Start of Data provided
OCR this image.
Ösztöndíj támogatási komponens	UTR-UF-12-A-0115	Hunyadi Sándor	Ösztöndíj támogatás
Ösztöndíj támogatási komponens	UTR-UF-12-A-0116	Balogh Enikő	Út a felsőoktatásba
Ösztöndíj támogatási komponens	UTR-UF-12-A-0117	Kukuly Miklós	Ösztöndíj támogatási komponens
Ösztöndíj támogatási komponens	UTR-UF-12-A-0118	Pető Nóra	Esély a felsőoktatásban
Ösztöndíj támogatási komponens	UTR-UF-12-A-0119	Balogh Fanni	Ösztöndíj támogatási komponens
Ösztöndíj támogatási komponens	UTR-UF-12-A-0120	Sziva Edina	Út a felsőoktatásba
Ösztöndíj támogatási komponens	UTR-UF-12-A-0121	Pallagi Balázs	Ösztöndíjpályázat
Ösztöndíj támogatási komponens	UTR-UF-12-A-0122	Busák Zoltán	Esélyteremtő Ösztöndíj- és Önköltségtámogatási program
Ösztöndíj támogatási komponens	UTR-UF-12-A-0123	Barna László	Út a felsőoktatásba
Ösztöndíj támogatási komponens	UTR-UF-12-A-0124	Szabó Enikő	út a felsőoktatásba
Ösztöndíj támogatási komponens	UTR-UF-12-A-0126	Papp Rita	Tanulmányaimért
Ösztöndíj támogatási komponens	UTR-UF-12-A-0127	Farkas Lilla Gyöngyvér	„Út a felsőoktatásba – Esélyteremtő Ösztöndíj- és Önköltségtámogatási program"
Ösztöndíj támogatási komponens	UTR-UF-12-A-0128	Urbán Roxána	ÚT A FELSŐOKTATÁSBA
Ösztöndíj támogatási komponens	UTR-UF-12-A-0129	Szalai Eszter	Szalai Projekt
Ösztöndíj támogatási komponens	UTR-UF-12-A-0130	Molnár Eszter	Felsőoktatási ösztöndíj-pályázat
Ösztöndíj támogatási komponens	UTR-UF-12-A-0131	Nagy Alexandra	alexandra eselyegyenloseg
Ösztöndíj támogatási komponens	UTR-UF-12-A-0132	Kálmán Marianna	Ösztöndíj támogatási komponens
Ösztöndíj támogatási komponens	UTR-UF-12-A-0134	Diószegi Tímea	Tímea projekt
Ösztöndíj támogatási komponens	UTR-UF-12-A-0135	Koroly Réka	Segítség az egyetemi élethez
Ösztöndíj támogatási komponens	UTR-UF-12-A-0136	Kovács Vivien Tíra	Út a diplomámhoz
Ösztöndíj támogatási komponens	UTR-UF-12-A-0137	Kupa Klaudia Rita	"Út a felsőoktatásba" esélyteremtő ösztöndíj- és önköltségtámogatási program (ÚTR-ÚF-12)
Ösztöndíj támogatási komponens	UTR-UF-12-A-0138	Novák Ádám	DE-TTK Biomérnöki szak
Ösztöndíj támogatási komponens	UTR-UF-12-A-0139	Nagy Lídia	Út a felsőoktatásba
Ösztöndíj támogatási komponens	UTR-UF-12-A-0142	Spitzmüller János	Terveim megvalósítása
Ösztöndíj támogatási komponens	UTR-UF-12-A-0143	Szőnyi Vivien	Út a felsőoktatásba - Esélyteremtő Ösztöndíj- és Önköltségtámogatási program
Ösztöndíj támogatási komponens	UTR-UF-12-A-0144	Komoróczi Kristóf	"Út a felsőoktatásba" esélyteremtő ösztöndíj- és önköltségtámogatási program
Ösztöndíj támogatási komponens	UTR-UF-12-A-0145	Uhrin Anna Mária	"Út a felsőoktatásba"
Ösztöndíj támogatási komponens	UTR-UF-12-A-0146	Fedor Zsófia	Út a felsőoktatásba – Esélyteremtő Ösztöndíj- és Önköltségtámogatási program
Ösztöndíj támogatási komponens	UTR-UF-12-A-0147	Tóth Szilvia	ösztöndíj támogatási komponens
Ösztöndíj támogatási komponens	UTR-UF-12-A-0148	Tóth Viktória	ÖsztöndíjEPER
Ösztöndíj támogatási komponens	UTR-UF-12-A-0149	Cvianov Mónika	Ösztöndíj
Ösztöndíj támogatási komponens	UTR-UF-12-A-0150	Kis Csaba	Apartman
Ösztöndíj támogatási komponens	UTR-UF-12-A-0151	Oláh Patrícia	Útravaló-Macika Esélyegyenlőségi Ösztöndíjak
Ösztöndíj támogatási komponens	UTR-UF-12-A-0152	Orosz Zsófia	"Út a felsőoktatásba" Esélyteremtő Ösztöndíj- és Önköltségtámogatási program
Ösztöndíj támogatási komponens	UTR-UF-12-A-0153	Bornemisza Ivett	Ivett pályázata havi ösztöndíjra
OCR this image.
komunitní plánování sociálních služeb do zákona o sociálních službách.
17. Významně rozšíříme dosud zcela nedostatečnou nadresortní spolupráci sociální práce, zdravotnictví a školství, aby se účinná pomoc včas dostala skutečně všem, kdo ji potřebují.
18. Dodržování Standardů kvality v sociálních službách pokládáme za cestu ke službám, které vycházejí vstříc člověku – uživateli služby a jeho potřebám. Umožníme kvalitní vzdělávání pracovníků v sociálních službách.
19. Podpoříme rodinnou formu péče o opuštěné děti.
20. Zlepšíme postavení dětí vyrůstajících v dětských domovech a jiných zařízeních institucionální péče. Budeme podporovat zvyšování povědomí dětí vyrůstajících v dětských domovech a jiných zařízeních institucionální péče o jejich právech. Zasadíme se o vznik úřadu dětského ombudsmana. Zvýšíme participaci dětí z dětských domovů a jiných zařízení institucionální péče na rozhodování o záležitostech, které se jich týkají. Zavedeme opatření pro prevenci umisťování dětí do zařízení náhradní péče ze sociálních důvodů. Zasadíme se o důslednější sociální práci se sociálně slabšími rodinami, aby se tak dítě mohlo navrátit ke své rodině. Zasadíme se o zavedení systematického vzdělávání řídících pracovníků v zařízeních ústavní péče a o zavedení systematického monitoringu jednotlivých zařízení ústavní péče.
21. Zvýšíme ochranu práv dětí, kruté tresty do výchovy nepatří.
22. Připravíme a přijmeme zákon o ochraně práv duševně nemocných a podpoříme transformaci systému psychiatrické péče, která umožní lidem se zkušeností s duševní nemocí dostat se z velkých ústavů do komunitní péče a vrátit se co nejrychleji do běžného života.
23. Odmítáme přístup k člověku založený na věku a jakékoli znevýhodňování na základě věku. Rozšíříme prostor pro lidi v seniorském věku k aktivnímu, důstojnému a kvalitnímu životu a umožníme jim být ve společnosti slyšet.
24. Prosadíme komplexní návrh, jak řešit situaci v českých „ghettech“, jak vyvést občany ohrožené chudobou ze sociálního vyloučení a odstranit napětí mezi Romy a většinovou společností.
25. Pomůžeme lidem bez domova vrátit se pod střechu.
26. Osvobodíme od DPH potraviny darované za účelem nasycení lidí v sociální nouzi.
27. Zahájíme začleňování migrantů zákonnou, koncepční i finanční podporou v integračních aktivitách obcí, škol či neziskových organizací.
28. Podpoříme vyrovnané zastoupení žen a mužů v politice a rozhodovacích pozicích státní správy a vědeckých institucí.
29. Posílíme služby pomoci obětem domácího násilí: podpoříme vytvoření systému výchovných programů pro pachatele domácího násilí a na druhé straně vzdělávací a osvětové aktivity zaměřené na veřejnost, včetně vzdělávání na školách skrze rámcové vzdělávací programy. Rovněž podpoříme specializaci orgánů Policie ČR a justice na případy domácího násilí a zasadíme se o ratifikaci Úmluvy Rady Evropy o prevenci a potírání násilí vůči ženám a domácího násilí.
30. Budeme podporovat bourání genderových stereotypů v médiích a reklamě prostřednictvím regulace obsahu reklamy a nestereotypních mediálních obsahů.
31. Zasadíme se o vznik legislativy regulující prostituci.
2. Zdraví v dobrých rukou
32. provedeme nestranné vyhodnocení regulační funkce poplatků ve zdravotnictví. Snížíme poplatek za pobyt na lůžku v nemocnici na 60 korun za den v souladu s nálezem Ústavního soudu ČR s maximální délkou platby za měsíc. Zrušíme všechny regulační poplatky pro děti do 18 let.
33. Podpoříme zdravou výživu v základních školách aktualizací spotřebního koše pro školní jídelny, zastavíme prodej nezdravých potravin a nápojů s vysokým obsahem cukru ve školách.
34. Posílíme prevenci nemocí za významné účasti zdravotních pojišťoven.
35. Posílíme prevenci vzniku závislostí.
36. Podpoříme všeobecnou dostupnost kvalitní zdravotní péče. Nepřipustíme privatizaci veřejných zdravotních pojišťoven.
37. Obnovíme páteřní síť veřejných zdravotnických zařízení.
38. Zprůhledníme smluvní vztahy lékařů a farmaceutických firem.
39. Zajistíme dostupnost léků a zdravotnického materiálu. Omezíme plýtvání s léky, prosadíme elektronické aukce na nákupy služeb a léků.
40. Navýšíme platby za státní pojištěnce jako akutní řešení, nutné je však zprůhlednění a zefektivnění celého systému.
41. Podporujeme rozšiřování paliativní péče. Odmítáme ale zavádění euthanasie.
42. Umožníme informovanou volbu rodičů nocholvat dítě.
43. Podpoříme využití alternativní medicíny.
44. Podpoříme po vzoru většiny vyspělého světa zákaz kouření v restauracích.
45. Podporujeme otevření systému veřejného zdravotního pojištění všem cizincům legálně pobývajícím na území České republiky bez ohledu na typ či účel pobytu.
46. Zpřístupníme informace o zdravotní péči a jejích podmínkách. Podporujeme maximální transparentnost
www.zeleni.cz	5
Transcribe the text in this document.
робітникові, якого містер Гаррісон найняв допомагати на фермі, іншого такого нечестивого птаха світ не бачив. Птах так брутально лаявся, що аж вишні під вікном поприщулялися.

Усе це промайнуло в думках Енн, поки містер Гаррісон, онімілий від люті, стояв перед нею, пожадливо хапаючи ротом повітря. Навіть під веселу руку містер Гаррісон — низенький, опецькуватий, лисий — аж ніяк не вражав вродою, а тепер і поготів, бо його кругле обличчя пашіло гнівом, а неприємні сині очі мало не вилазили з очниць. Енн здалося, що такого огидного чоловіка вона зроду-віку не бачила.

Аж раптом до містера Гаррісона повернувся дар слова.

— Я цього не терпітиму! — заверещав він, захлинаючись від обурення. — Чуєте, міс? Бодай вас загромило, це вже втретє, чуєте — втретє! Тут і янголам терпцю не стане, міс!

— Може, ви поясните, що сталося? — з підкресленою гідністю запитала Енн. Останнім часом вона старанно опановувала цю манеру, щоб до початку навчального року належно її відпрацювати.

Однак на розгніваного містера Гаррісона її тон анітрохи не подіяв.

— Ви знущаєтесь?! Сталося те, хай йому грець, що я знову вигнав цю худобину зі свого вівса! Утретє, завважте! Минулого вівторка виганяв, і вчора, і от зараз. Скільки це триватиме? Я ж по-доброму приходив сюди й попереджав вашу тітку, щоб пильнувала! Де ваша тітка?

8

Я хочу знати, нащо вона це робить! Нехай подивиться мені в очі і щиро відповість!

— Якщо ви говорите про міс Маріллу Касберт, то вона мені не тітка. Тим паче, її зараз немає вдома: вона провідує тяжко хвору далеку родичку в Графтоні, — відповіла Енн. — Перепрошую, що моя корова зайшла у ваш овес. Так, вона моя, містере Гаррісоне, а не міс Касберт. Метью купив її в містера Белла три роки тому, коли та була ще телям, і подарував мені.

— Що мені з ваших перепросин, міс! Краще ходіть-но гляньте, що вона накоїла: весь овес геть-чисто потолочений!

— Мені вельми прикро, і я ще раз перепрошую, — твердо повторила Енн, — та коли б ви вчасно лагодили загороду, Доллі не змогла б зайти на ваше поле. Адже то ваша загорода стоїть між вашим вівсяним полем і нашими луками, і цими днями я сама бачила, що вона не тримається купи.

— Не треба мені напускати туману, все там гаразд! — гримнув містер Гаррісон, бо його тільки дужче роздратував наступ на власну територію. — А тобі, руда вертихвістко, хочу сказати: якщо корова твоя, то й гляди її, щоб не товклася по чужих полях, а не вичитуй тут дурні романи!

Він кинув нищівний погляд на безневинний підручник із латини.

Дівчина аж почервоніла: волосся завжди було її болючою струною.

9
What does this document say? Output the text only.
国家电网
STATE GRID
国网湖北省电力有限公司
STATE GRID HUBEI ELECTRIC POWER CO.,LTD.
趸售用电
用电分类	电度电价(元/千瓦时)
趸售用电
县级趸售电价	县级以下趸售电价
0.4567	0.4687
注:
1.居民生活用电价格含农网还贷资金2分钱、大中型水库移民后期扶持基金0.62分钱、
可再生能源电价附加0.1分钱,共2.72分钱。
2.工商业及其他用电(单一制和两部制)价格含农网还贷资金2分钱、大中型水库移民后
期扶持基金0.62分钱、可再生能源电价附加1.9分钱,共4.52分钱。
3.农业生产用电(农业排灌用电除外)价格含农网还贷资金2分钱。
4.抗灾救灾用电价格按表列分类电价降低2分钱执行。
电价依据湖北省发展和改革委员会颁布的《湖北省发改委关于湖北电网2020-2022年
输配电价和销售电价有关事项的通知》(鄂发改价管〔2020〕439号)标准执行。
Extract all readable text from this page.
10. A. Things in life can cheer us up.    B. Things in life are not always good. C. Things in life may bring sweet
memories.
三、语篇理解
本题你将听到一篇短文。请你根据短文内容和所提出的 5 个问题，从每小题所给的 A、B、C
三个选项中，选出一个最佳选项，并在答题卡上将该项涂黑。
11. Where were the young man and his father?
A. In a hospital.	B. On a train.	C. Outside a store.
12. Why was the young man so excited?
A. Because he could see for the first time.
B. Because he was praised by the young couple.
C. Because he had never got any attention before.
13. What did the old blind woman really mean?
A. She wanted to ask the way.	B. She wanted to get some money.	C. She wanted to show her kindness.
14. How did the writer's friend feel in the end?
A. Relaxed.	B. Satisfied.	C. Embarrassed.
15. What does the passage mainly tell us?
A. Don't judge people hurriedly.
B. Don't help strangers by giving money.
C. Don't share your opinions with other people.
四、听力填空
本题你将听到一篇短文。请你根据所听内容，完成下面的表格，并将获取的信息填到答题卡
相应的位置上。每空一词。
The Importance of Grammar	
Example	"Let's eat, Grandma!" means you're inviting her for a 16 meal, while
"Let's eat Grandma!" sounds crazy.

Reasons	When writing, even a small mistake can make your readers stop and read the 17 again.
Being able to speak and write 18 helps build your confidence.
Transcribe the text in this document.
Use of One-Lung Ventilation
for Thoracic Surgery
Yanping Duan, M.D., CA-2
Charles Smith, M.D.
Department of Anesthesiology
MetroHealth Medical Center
End of Data provided
### [Written instruction]
Which lines of the material contain the string "Vivien"? List each of them.

### [Worked answer]
Ösztöndíj támogatási komponens	UTR-UF-12-A-0136	Kovács Vivien Tíra	Út a diplomámhoz
Ösztöndíj támogatási komponens	UTR-UF-12-A-0143	Szőnyi Vivien	Út a felsőoktatásba - Esélyteremtő Ösztöndíj- és Önköltségtámogatási program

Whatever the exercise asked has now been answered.